Request:
Make an exact copy of each entry, leaving out every picture.

>> Start Excerpted records

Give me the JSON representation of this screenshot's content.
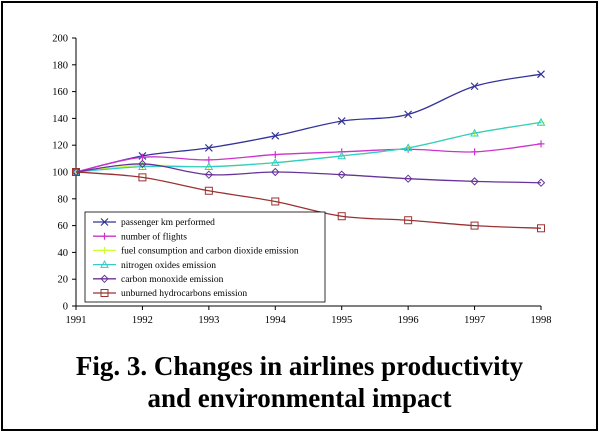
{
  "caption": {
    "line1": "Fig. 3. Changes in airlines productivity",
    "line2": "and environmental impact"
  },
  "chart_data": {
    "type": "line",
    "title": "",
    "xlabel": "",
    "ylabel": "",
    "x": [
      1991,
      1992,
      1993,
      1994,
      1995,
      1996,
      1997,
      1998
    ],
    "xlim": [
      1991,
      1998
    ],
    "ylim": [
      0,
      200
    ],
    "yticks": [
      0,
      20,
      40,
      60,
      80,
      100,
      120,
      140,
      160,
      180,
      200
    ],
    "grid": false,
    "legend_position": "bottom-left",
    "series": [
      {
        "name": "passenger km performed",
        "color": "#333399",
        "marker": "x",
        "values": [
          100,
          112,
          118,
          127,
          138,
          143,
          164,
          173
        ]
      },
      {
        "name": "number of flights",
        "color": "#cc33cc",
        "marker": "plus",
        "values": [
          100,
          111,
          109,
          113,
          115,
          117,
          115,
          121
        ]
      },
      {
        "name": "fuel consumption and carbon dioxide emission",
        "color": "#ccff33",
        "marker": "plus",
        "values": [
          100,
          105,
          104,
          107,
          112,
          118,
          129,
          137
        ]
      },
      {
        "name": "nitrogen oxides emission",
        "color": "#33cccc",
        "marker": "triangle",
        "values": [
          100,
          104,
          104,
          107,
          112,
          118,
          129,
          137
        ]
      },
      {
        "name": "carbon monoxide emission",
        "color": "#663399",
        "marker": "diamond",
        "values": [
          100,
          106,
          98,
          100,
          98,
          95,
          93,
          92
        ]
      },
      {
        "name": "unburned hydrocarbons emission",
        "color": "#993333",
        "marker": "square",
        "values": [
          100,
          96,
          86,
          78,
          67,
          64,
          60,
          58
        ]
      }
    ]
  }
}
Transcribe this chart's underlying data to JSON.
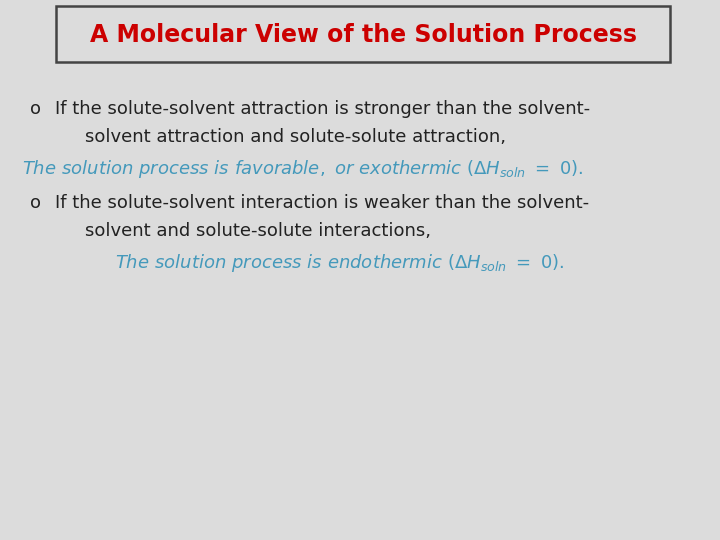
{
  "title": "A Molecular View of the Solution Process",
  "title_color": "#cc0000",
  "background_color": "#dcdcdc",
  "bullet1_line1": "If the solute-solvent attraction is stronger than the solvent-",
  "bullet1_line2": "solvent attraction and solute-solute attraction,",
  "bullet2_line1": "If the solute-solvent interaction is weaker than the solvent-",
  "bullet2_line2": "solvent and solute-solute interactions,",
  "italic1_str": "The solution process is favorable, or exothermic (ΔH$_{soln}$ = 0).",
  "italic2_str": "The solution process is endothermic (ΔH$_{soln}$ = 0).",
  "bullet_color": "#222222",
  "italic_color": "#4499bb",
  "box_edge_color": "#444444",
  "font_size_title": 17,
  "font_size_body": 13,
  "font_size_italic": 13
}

>> End Excerpted records

Output of the exercise:
Give me the JSON representation of this screenshot's content.
{
  "caption": {
    "line1": "Fig. 3. Changes in airlines productivity",
    "line2": "and environmental impact"
  },
  "chart_data": {
    "type": "line",
    "title": "",
    "xlabel": "",
    "ylabel": "",
    "x": [
      1991,
      1992,
      1993,
      1994,
      1995,
      1996,
      1997,
      1998
    ],
    "xlim": [
      1991,
      1998
    ],
    "ylim": [
      0,
      200
    ],
    "yticks": [
      0,
      20,
      40,
      60,
      80,
      100,
      120,
      140,
      160,
      180,
      200
    ],
    "grid": false,
    "legend_position": "bottom-left",
    "series": [
      {
        "name": "passenger km performed",
        "color": "#333399",
        "marker": "x",
        "values": [
          100,
          112,
          118,
          127,
          138,
          143,
          164,
          173
        ]
      },
      {
        "name": "number of flights",
        "color": "#cc33cc",
        "marker": "plus",
        "values": [
          100,
          111,
          109,
          113,
          115,
          117,
          115,
          121
        ]
      },
      {
        "name": "fuel consumption and carbon dioxide emission",
        "color": "#ccff33",
        "marker": "plus",
        "values": [
          100,
          105,
          104,
          107,
          112,
          118,
          129,
          137
        ]
      },
      {
        "name": "nitrogen oxides emission",
        "color": "#33cccc",
        "marker": "triangle",
        "values": [
          100,
          104,
          104,
          107,
          112,
          118,
          129,
          137
        ]
      },
      {
        "name": "carbon monoxide emission",
        "color": "#663399",
        "marker": "diamond",
        "values": [
          100,
          106,
          98,
          100,
          98,
          95,
          93,
          92
        ]
      },
      {
        "name": "unburned hydrocarbons emission",
        "color": "#993333",
        "marker": "square",
        "values": [
          100,
          96,
          86,
          78,
          67,
          64,
          60,
          58
        ]
      }
    ]
  }
}
Transcribe this chart's underlying data to JSON.
{
  "title": "A Molecular View of the Solution Process",
  "title_color": "#cc0000",
  "background_color": "#dcdcdc",
  "bullet1_line1": "If the solute-solvent attraction is stronger than the solvent-",
  "bullet1_line2": "solvent attraction and solute-solute attraction,",
  "bullet2_line1": "If the solute-solvent interaction is weaker than the solvent-",
  "bullet2_line2": "solvent and solute-solute interactions,",
  "italic1_str": "The solution process is favorable, or exothermic (ΔH$_{soln}$ = 0).",
  "italic2_str": "The solution process is endothermic (ΔH$_{soln}$ = 0).",
  "bullet_color": "#222222",
  "italic_color": "#4499bb",
  "box_edge_color": "#444444",
  "font_size_title": 17,
  "font_size_body": 13,
  "font_size_italic": 13
}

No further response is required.